**PROBLEM DESCRIPTION**
Below is a listing to write out in full, exactly as given, without its pictures.

**RAW RECORDS**
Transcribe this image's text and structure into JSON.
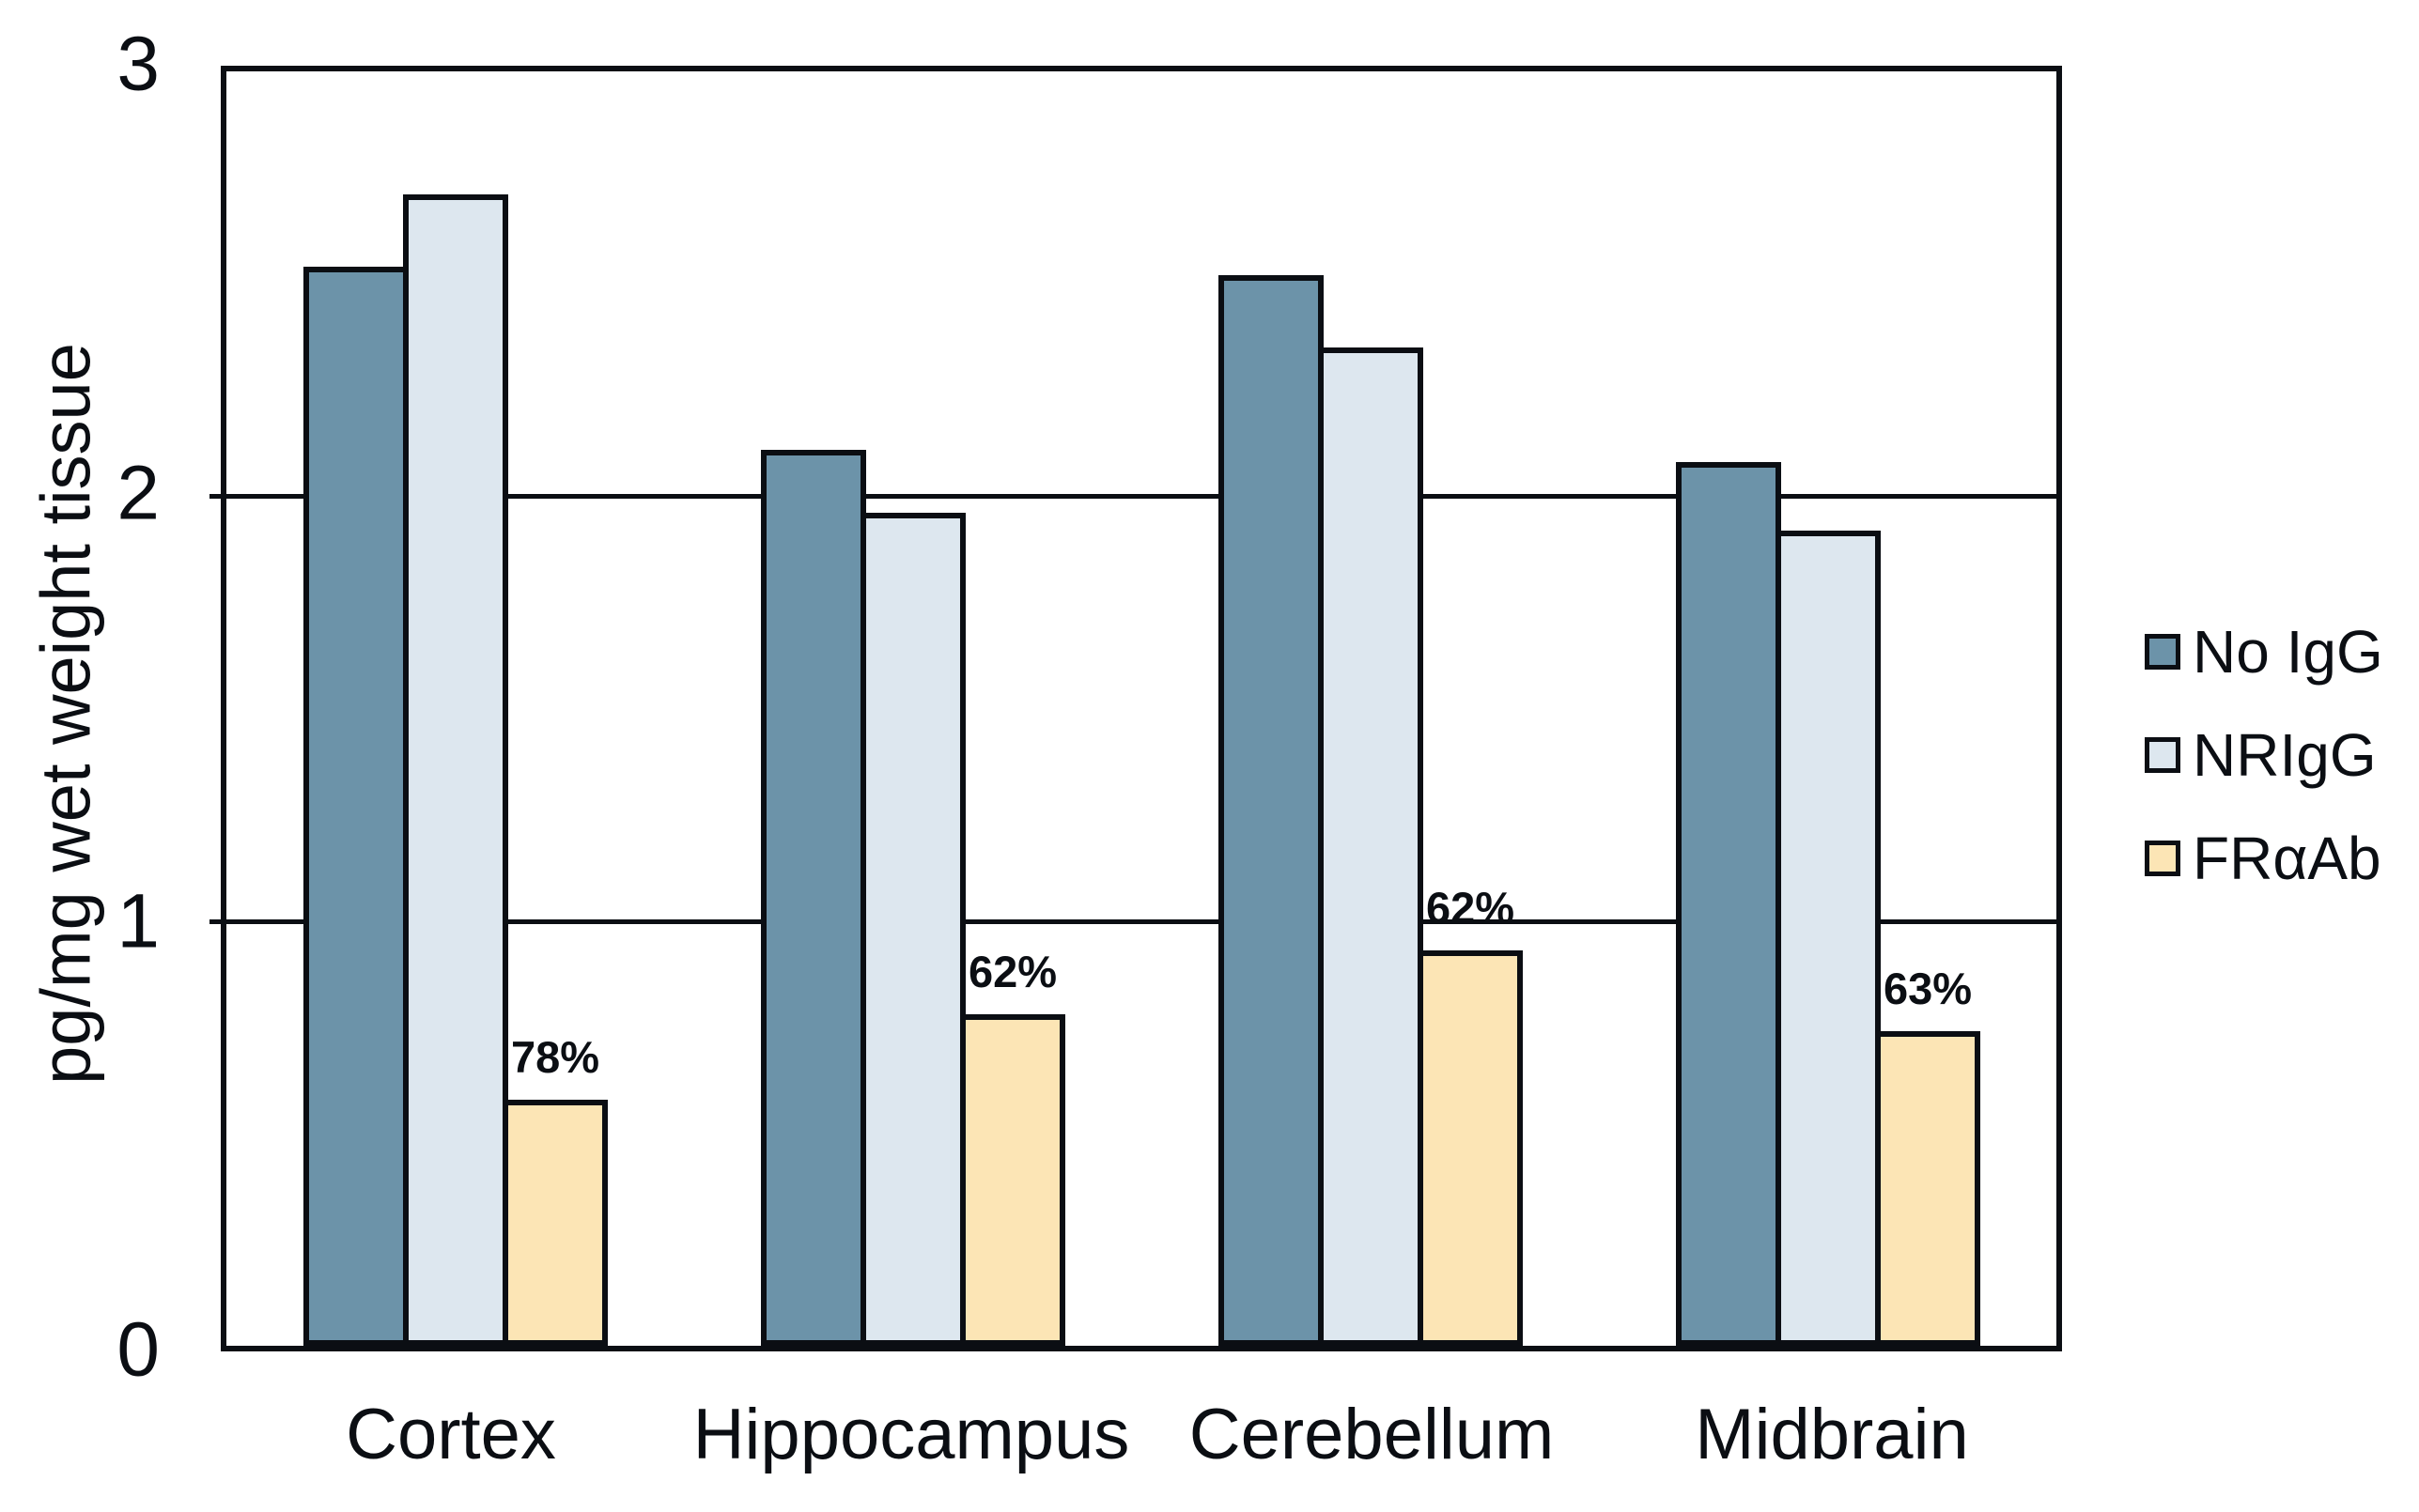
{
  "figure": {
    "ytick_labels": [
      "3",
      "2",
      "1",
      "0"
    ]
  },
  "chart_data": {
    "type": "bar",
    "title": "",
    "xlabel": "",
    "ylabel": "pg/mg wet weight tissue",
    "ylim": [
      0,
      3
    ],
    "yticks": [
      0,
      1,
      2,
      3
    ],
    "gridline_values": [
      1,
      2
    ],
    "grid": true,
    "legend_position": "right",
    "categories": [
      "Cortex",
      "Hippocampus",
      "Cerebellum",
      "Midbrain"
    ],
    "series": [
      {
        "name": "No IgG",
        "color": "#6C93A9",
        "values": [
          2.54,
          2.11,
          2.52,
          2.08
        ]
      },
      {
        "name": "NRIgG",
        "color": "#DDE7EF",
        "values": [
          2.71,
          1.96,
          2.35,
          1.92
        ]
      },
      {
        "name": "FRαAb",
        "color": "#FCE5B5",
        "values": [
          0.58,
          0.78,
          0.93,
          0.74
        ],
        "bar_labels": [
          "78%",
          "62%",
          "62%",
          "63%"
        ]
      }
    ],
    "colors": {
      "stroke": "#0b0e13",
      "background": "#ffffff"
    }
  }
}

**THE REPLY**
Transcribe this image's text and structure into JSON.
{
  "figure": {
    "ytick_labels": [
      "3",
      "2",
      "1",
      "0"
    ]
  },
  "chart_data": {
    "type": "bar",
    "title": "",
    "xlabel": "",
    "ylabel": "pg/mg wet weight tissue",
    "ylim": [
      0,
      3
    ],
    "yticks": [
      0,
      1,
      2,
      3
    ],
    "gridline_values": [
      1,
      2
    ],
    "grid": true,
    "legend_position": "right",
    "categories": [
      "Cortex",
      "Hippocampus",
      "Cerebellum",
      "Midbrain"
    ],
    "series": [
      {
        "name": "No IgG",
        "color": "#6C93A9",
        "values": [
          2.54,
          2.11,
          2.52,
          2.08
        ]
      },
      {
        "name": "NRIgG",
        "color": "#DDE7EF",
        "values": [
          2.71,
          1.96,
          2.35,
          1.92
        ]
      },
      {
        "name": "FRαAb",
        "color": "#FCE5B5",
        "values": [
          0.58,
          0.78,
          0.93,
          0.74
        ],
        "bar_labels": [
          "78%",
          "62%",
          "62%",
          "63%"
        ]
      }
    ],
    "colors": {
      "stroke": "#0b0e13",
      "background": "#ffffff"
    }
  }
}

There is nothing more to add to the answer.